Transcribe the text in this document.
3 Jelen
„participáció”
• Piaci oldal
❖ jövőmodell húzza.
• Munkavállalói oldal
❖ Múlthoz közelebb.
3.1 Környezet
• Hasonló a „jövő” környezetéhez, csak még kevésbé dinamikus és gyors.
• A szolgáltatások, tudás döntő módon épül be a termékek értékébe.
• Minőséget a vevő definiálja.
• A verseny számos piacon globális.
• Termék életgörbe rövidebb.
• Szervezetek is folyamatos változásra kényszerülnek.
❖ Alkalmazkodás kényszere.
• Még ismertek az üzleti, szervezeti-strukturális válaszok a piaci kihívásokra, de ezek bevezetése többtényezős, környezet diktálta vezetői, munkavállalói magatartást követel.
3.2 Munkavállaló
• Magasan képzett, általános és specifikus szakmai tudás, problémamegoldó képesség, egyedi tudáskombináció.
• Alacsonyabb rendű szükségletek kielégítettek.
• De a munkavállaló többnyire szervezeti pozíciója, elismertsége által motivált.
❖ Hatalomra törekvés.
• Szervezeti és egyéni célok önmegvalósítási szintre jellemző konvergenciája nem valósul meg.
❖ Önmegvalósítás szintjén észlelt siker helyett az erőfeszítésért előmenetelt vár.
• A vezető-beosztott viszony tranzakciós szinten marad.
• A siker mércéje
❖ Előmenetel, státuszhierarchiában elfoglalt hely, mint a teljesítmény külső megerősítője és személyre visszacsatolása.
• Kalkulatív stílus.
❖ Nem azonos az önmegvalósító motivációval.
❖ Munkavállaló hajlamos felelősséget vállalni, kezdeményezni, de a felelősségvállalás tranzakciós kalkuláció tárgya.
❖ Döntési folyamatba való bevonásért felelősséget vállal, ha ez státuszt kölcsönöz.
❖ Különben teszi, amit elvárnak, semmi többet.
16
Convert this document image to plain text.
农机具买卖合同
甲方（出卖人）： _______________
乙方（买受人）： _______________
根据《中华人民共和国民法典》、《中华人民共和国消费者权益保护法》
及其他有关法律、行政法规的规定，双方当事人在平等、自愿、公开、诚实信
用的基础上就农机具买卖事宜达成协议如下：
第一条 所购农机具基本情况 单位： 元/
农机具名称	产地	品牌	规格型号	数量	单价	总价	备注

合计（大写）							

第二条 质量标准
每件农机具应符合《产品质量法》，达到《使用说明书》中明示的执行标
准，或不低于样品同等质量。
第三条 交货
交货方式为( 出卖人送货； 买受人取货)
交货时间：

Short exercise ->
Report how many lines in the data contain the word "tranzakciós", with no words besides the number.

Complete answer ->
2